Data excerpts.

- - - - -

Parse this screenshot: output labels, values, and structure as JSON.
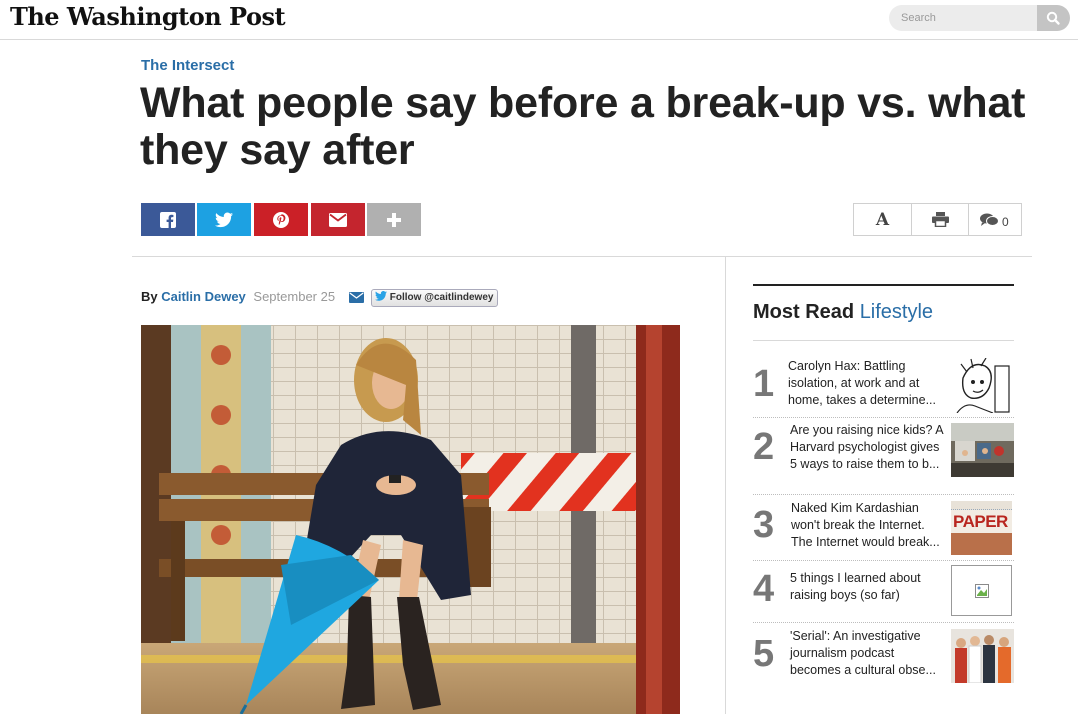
{
  "masthead": {
    "logo": "The Washington Post"
  },
  "search": {
    "placeholder": "Search"
  },
  "article": {
    "section": "The Intersect",
    "headline": "What people say before a break-up vs. what they say after",
    "byline_prefix": "By",
    "author": "Caitlin Dewey",
    "date": "September 25",
    "follow_label": "Follow @caitlindewey"
  },
  "tools": {
    "font_label": "A",
    "comment_count": "0"
  },
  "share_colors": {
    "facebook": "#3b5998",
    "twitter": "#1da1e2",
    "pinterest": "#cb2027",
    "email": "#c4252e",
    "more": "#b0b0b0"
  },
  "sidebar": {
    "title_bold": "Most Read",
    "title_section": "Lifestyle",
    "items": [
      {
        "rank": "1",
        "text": "Carolyn Hax: Battling isolation, at work and at home, takes a determine..."
      },
      {
        "rank": "2",
        "text": "Are you raising nice kids? A Harvard psychologist gives 5 ways to raise them to b..."
      },
      {
        "rank": "3",
        "text": "Naked Kim Kardashian won't break the Internet. The Internet would break...",
        "thumb_text": "PAPER"
      },
      {
        "rank": "4",
        "text": "5 things I learned about raising boys (so far)"
      },
      {
        "rank": "5",
        "text": "'Serial': An investigative journalism podcast becomes a cultural obse..."
      }
    ]
  }
}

- - - - -

Return each line exactly as written. Any picture gets left out.

Parse this screenshot: output labels, values, and structure as JSON.
{
  "masthead": {
    "logo": "The Washington Post"
  },
  "search": {
    "placeholder": "Search"
  },
  "article": {
    "section": "The Intersect",
    "headline": "What people say before a break-up vs. what they say after",
    "byline_prefix": "By",
    "author": "Caitlin Dewey",
    "date": "September 25",
    "follow_label": "Follow @caitlindewey"
  },
  "tools": {
    "font_label": "A",
    "comment_count": "0"
  },
  "share_colors": {
    "facebook": "#3b5998",
    "twitter": "#1da1e2",
    "pinterest": "#cb2027",
    "email": "#c4252e",
    "more": "#b0b0b0"
  },
  "sidebar": {
    "title_bold": "Most Read",
    "title_section": "Lifestyle",
    "items": [
      {
        "rank": "1",
        "text": "Carolyn Hax: Battling isolation, at work and at home, takes a determine..."
      },
      {
        "rank": "2",
        "text": "Are you raising nice kids? A Harvard psychologist gives 5 ways to raise them to b..."
      },
      {
        "rank": "3",
        "text": "Naked Kim Kardashian won't break the Internet. The Internet would break...",
        "thumb_text": "PAPER"
      },
      {
        "rank": "4",
        "text": "5 things I learned about raising boys (so far)"
      },
      {
        "rank": "5",
        "text": "'Serial': An investigative journalism podcast becomes a cultural obse..."
      }
    ]
  }
}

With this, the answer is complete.